[Figure contents as structured data]

════

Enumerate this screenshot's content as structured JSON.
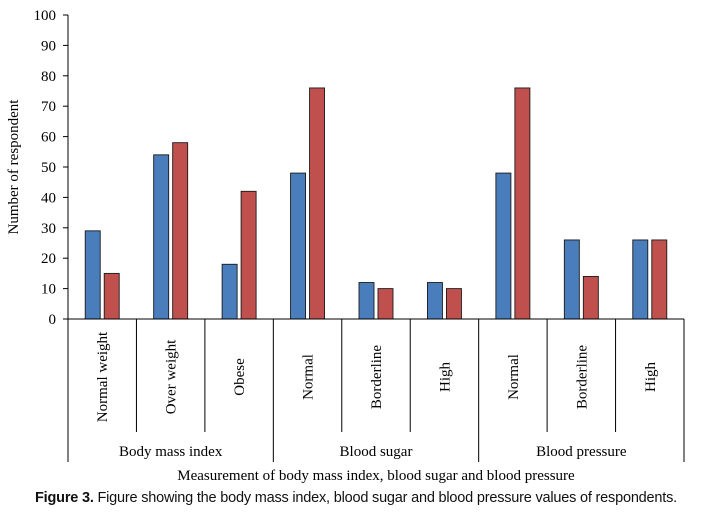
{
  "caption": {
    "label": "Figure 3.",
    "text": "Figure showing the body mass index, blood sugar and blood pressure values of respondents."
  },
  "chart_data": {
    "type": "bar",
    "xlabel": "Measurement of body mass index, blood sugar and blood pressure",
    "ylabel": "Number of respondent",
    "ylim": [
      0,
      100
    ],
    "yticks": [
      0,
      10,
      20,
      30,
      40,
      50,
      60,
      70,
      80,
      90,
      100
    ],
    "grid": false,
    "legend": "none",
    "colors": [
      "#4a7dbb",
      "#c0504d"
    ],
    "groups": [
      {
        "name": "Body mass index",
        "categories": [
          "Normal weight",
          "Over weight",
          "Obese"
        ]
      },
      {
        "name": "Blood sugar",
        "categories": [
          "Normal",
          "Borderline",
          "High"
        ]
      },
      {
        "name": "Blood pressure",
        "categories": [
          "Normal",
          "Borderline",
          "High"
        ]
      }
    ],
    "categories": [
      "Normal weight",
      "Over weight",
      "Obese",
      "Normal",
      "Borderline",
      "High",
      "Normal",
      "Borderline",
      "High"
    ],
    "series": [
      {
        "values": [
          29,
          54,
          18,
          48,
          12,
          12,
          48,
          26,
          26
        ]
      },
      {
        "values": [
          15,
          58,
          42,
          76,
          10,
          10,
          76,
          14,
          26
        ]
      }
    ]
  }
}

════

Scan the material above for the string "pressure" and return the lines that hold it.

▶ [Finished exercise]:
    "text": "Figure showing the body mass index, blood sugar and blood pressure values of respondents."
    "xlabel": "Measurement of body mass index, blood sugar and blood pressure",
        "name": "Blood pressure",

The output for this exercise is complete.